PROBLEM
Return every line of the material exactly.

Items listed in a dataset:
###

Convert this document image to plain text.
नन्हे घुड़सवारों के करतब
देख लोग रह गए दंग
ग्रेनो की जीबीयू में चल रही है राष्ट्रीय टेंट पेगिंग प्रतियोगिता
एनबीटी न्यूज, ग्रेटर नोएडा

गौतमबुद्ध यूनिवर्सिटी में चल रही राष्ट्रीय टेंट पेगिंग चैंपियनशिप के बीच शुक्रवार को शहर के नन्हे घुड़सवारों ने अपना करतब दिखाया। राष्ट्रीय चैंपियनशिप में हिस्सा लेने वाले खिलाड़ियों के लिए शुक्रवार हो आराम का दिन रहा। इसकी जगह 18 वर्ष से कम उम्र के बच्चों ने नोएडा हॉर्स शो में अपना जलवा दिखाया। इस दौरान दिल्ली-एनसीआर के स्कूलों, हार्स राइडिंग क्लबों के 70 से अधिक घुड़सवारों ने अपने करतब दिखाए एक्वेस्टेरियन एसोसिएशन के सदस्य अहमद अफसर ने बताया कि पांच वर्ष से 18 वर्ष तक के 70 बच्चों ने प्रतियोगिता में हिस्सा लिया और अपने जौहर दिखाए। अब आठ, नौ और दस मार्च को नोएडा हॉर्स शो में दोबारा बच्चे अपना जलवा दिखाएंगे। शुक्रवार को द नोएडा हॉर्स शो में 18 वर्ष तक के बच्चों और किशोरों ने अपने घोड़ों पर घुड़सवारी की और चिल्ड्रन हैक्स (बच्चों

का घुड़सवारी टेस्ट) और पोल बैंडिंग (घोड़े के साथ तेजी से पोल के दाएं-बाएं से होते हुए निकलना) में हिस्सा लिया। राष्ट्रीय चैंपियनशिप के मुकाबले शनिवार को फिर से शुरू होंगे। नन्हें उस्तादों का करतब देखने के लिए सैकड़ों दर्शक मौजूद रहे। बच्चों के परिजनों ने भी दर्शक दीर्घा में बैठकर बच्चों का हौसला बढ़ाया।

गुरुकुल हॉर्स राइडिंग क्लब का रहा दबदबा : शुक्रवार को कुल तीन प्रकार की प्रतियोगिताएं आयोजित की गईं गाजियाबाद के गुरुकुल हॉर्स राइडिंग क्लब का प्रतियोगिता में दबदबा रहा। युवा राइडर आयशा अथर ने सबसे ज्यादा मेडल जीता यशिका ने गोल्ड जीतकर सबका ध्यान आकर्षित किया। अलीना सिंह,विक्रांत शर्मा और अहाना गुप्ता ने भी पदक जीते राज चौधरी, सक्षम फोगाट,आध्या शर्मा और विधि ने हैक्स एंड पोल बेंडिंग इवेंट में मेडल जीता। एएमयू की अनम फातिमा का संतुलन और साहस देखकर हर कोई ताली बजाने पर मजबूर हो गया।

###

WORKED SOLUTION
Convert this document image to plain text.
नन्हे घुड़सवारों के करतब
देख लोग रह गए दंग
ग्रेनो की जीबीयू में चल रही है राष्ट्रीय टेंट पेगिंग प्रतियोगिता
एनबीटी न्यूज, ग्रेटर नोएडा

गौतमबुद्ध यूनिवर्सिटी में चल रही राष्ट्रीय टेंट पेगिंग चैंपियनशिप के बीच शुक्रवार को शहर के नन्हे घुड़सवारों ने अपना करतब दिखाया। राष्ट्रीय चैंपियनशिप में हिस्सा लेने वाले खिलाड़ियों के लिए शुक्रवार हो आराम का दिन रहा। इसकी जगह 18 वर्ष से कम उम्र के बच्चों ने नोएडा हॉर्स शो में अपना जलवा दिखाया। इस दौरान दिल्ली-एनसीआर के स्कूलों, हार्स राइडिंग क्लबों के 70 से अधिक घुड़सवारों ने अपने करतब दिखाए एक्वेस्टेरियन एसोसिएशन के सदस्य अहमद अफसर ने बताया कि पांच वर्ष से 18 वर्ष तक के 70 बच्चों ने प्रतियोगिता में हिस्सा लिया और अपने जौहर दिखाए। अब आठ, नौ और दस मार्च को नोएडा हॉर्स शो में दोबारा बच्चे अपना जलवा दिखाएंगे। शुक्रवार को द नोएडा हॉर्स शो में 18 वर्ष तक के बच्चों और किशोरों ने अपने घोड़ों पर घुड़सवारी की और चिल्ड्रन हैक्स (बच्चों

का घुड़सवारी टेस्ट) और पोल बैंडिंग (घोड़े के साथ तेजी से पोल के दाएं-बाएं से होते हुए निकलना) में हिस्सा लिया। राष्ट्रीय चैंपियनशिप के मुकाबले शनिवार को फिर से शुरू होंगे। नन्हें उस्तादों का करतब देखने के लिए सैकड़ों दर्शक मौजूद रहे। बच्चों के परिजनों ने भी दर्शक दीर्घा में बैठकर बच्चों का हौसला बढ़ाया।

गुरुकुल हॉर्स राइडिंग क्लब का रहा दबदबा : शुक्रवार को कुल तीन प्रकार की प्रतियोगिताएं आयोजित की गईं गाजियाबाद के गुरुकुल हॉर्स राइडिंग क्लब का प्रतियोगिता में दबदबा रहा। युवा राइडर आयशा अथर ने सबसे ज्यादा मेडल जीता यशिका ने गोल्ड जीतकर सबका ध्यान आकर्षित किया। अलीना सिंह,विक्रांत शर्मा और अहाना गुप्ता ने भी पदक जीते राज चौधरी, सक्षम फोगाट,आध्या शर्मा और विधि ने हैक्स एंड पोल बेंडिंग इवेंट में मेडल जीता। एएमयू की अनम फातिमा का संतुलन और साहस देखकर हर कोई ताली बजाने पर मजबूर हो गया।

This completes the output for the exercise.